-- start Input --

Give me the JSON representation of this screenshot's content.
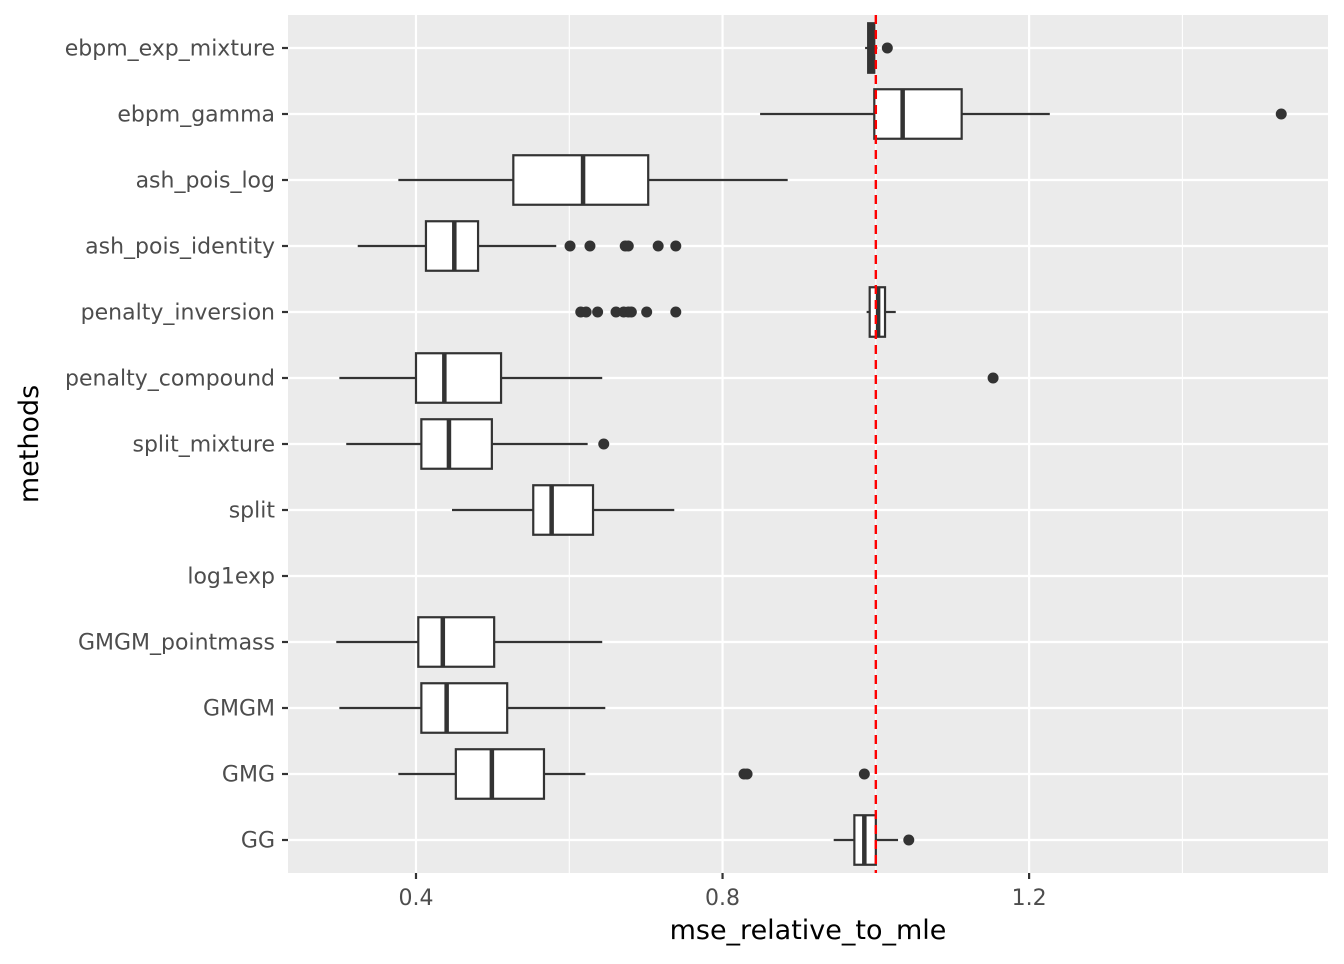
{
  "chart_data": {
    "type": "boxplot",
    "orientation": "horizontal",
    "title": "",
    "xlabel": "mse_relative_to_mle",
    "ylabel": "methods",
    "xlim": [
      0.233,
      1.59
    ],
    "xticks": [
      0.4,
      0.8,
      1.2
    ],
    "xtick_labels": [
      "0.4",
      "0.8",
      "1.2"
    ],
    "minor_gridlines": [
      0.6,
      1.0,
      1.4
    ],
    "grid": true,
    "reference_line": {
      "x": 1.0,
      "style": "dashed",
      "color": "#ff0000"
    },
    "colors": {
      "panel": "#ebebeb",
      "grid": "#ffffff",
      "box_fill": "#ffffff",
      "box_stroke": "#333333"
    },
    "categories": [
      "ebpm_exp_mixture",
      "ebpm_gamma",
      "ash_pois_log",
      "ash_pois_identity",
      "penalty_inversion",
      "penalty_compound",
      "split_mixture",
      "split",
      "log1exp",
      "GMGM_pointmass",
      "GMGM",
      "GMG",
      "GG"
    ],
    "boxes": [
      {
        "method": "ebpm_exp_mixture",
        "whisker_low": 0.986,
        "q1": 0.99,
        "median": 0.994,
        "q3": 0.998,
        "whisker_high": 1.002,
        "outliers": [
          1.015
        ]
      },
      {
        "method": "ebpm_gamma",
        "whisker_low": 0.849,
        "q1": 0.998,
        "median": 1.035,
        "q3": 1.112,
        "whisker_high": 1.227,
        "outliers": [
          1.529
        ]
      },
      {
        "method": "ash_pois_log",
        "whisker_low": 0.377,
        "q1": 0.527,
        "median": 0.618,
        "q3": 0.703,
        "whisker_high": 0.885,
        "outliers": []
      },
      {
        "method": "ash_pois_identity",
        "whisker_low": 0.324,
        "q1": 0.413,
        "median": 0.45,
        "q3": 0.481,
        "whisker_high": 0.583,
        "outliers": [
          0.601,
          0.627,
          0.673,
          0.677,
          0.716,
          0.739
        ]
      },
      {
        "method": "penalty_inversion",
        "whisker_low": 0.988,
        "q1": 0.992,
        "median": 1.003,
        "q3": 1.012,
        "whisker_high": 1.026,
        "outliers": [
          0.615,
          0.622,
          0.637,
          0.661,
          0.671,
          0.677,
          0.681,
          0.701,
          0.739
        ]
      },
      {
        "method": "penalty_compound",
        "whisker_low": 0.3,
        "q1": 0.4,
        "median": 0.437,
        "q3": 0.511,
        "whisker_high": 0.643,
        "outliers": [
          1.153
        ]
      },
      {
        "method": "split_mixture",
        "whisker_low": 0.309,
        "q1": 0.407,
        "median": 0.443,
        "q3": 0.499,
        "whisker_high": 0.624,
        "outliers": [
          0.645
        ]
      },
      {
        "method": "split",
        "whisker_low": 0.447,
        "q1": 0.553,
        "median": 0.577,
        "q3": 0.631,
        "whisker_high": 0.737,
        "outliers": []
      },
      {
        "method": "log1exp",
        "whisker_low": null,
        "q1": null,
        "median": null,
        "q3": null,
        "whisker_high": null,
        "outliers": []
      },
      {
        "method": "GMGM_pointmass",
        "whisker_low": 0.296,
        "q1": 0.403,
        "median": 0.435,
        "q3": 0.502,
        "whisker_high": 0.643,
        "outliers": []
      },
      {
        "method": "GMGM",
        "whisker_low": 0.3,
        "q1": 0.407,
        "median": 0.44,
        "q3": 0.519,
        "whisker_high": 0.647,
        "outliers": []
      },
      {
        "method": "GMG",
        "whisker_low": 0.377,
        "q1": 0.452,
        "median": 0.499,
        "q3": 0.567,
        "whisker_high": 0.621,
        "outliers": [
          0.828,
          0.832,
          0.985
        ]
      },
      {
        "method": "GG",
        "whisker_low": 0.945,
        "q1": 0.972,
        "median": 0.985,
        "q3": 1.0,
        "whisker_high": 1.029,
        "outliers": [
          1.043
        ]
      }
    ]
  }
}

-- end Input --

Task goal
Return all of the entries exactly as written, but drop any pictures they hold.

Completed exercise
Give me the JSON representation of this screenshot's content.
{
  "chart_data": {
    "type": "boxplot",
    "orientation": "horizontal",
    "title": "",
    "xlabel": "mse_relative_to_mle",
    "ylabel": "methods",
    "xlim": [
      0.233,
      1.59
    ],
    "xticks": [
      0.4,
      0.8,
      1.2
    ],
    "xtick_labels": [
      "0.4",
      "0.8",
      "1.2"
    ],
    "minor_gridlines": [
      0.6,
      1.0,
      1.4
    ],
    "grid": true,
    "reference_line": {
      "x": 1.0,
      "style": "dashed",
      "color": "#ff0000"
    },
    "colors": {
      "panel": "#ebebeb",
      "grid": "#ffffff",
      "box_fill": "#ffffff",
      "box_stroke": "#333333"
    },
    "categories": [
      "ebpm_exp_mixture",
      "ebpm_gamma",
      "ash_pois_log",
      "ash_pois_identity",
      "penalty_inversion",
      "penalty_compound",
      "split_mixture",
      "split",
      "log1exp",
      "GMGM_pointmass",
      "GMGM",
      "GMG",
      "GG"
    ],
    "boxes": [
      {
        "method": "ebpm_exp_mixture",
        "whisker_low": 0.986,
        "q1": 0.99,
        "median": 0.994,
        "q3": 0.998,
        "whisker_high": 1.002,
        "outliers": [
          1.015
        ]
      },
      {
        "method": "ebpm_gamma",
        "whisker_low": 0.849,
        "q1": 0.998,
        "median": 1.035,
        "q3": 1.112,
        "whisker_high": 1.227,
        "outliers": [
          1.529
        ]
      },
      {
        "method": "ash_pois_log",
        "whisker_low": 0.377,
        "q1": 0.527,
        "median": 0.618,
        "q3": 0.703,
        "whisker_high": 0.885,
        "outliers": []
      },
      {
        "method": "ash_pois_identity",
        "whisker_low": 0.324,
        "q1": 0.413,
        "median": 0.45,
        "q3": 0.481,
        "whisker_high": 0.583,
        "outliers": [
          0.601,
          0.627,
          0.673,
          0.677,
          0.716,
          0.739
        ]
      },
      {
        "method": "penalty_inversion",
        "whisker_low": 0.988,
        "q1": 0.992,
        "median": 1.003,
        "q3": 1.012,
        "whisker_high": 1.026,
        "outliers": [
          0.615,
          0.622,
          0.637,
          0.661,
          0.671,
          0.677,
          0.681,
          0.701,
          0.739
        ]
      },
      {
        "method": "penalty_compound",
        "whisker_low": 0.3,
        "q1": 0.4,
        "median": 0.437,
        "q3": 0.511,
        "whisker_high": 0.643,
        "outliers": [
          1.153
        ]
      },
      {
        "method": "split_mixture",
        "whisker_low": 0.309,
        "q1": 0.407,
        "median": 0.443,
        "q3": 0.499,
        "whisker_high": 0.624,
        "outliers": [
          0.645
        ]
      },
      {
        "method": "split",
        "whisker_low": 0.447,
        "q1": 0.553,
        "median": 0.577,
        "q3": 0.631,
        "whisker_high": 0.737,
        "outliers": []
      },
      {
        "method": "log1exp",
        "whisker_low": null,
        "q1": null,
        "median": null,
        "q3": null,
        "whisker_high": null,
        "outliers": []
      },
      {
        "method": "GMGM_pointmass",
        "whisker_low": 0.296,
        "q1": 0.403,
        "median": 0.435,
        "q3": 0.502,
        "whisker_high": 0.643,
        "outliers": []
      },
      {
        "method": "GMGM",
        "whisker_low": 0.3,
        "q1": 0.407,
        "median": 0.44,
        "q3": 0.519,
        "whisker_high": 0.647,
        "outliers": []
      },
      {
        "method": "GMG",
        "whisker_low": 0.377,
        "q1": 0.452,
        "median": 0.499,
        "q3": 0.567,
        "whisker_high": 0.621,
        "outliers": [
          0.828,
          0.832,
          0.985
        ]
      },
      {
        "method": "GG",
        "whisker_low": 0.945,
        "q1": 0.972,
        "median": 0.985,
        "q3": 1.0,
        "whisker_high": 1.029,
        "outliers": [
          1.043
        ]
      }
    ]
  }
}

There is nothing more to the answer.